• [Short exercise] Return every line below as is, leaving out the pictures.

Collected data entries:
━━━━━━
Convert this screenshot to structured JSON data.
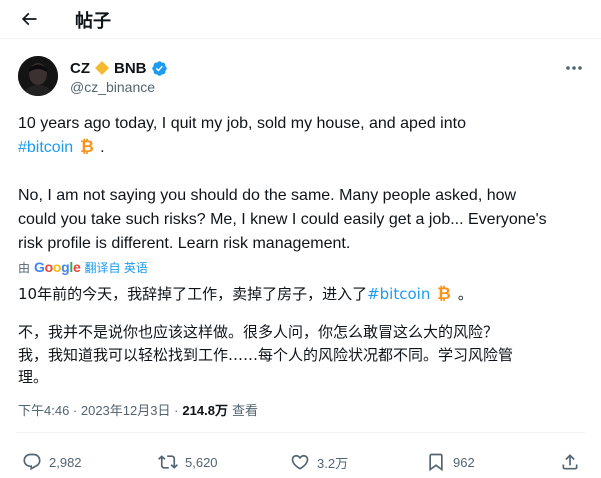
{
  "header": {
    "title": "帖子"
  },
  "author": {
    "name": "CZ",
    "suffix": "BNB",
    "handle": "@cz_binance"
  },
  "tweet": {
    "line1": "10 years ago today, I quit my job, sold my house, and aped into",
    "hashtag": "#bitcoin",
    "line2_tail": ".",
    "line3": "No, I am not saying you should do the same. Many people asked, how",
    "line4": "could you take such risks? Me, I knew I could easily get a job... Everyone's",
    "line5": "risk profile is different. Learn risk management."
  },
  "translation": {
    "prefix": "由",
    "provider": "Google",
    "action": "翻译自 英语",
    "zh_line1_pre": "10年前的今天，我辞掉了工作，卖掉了房子，进入了",
    "zh_hashtag": "#bitcoin",
    "zh_line1_tail": "。",
    "zh_line2": "不，我并不是说你也应该这样做。很多人问，你怎么敢冒这么大的风险？",
    "zh_line3": "我，我知道我可以轻松找到工作……每个人的风险状况都不同。学习风险管",
    "zh_line4": "理。"
  },
  "meta": {
    "time": "下午4:46 · 2023年12月3日 ·",
    "views": "214.8万",
    "views_label": "查看"
  },
  "actions": {
    "replies": "2,982",
    "reposts": "5,620",
    "likes": "3.2万",
    "bookmarks": "962"
  },
  "colors": {
    "accent": "#1d9bf0",
    "verified": "#1d9bf0",
    "bnb": "#f3ba2f",
    "bitcoin": "#f7931a",
    "muted": "#536471"
  }
}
━━━━━━
• [Exercise solution]
Convert this screenshot to structured JSON data.
{
  "header": {
    "title": "帖子"
  },
  "author": {
    "name": "CZ",
    "suffix": "BNB",
    "handle": "@cz_binance"
  },
  "tweet": {
    "line1": "10 years ago today, I quit my job, sold my house, and aped into",
    "hashtag": "#bitcoin",
    "line2_tail": ".",
    "line3": "No, I am not saying you should do the same. Many people asked, how",
    "line4": "could you take such risks? Me, I knew I could easily get a job... Everyone's",
    "line5": "risk profile is different. Learn risk management."
  },
  "translation": {
    "prefix": "由",
    "provider": "Google",
    "action": "翻译自 英语",
    "zh_line1_pre": "10年前的今天，我辞掉了工作，卖掉了房子，进入了",
    "zh_hashtag": "#bitcoin",
    "zh_line1_tail": "。",
    "zh_line2": "不，我并不是说你也应该这样做。很多人问，你怎么敢冒这么大的风险？",
    "zh_line3": "我，我知道我可以轻松找到工作……每个人的风险状况都不同。学习风险管",
    "zh_line4": "理。"
  },
  "meta": {
    "time": "下午4:46 · 2023年12月3日 ·",
    "views": "214.8万",
    "views_label": "查看"
  },
  "actions": {
    "replies": "2,982",
    "reposts": "5,620",
    "likes": "3.2万",
    "bookmarks": "962"
  },
  "colors": {
    "accent": "#1d9bf0",
    "verified": "#1d9bf0",
    "bnb": "#f3ba2f",
    "bitcoin": "#f7931a",
    "muted": "#536471"
  }
}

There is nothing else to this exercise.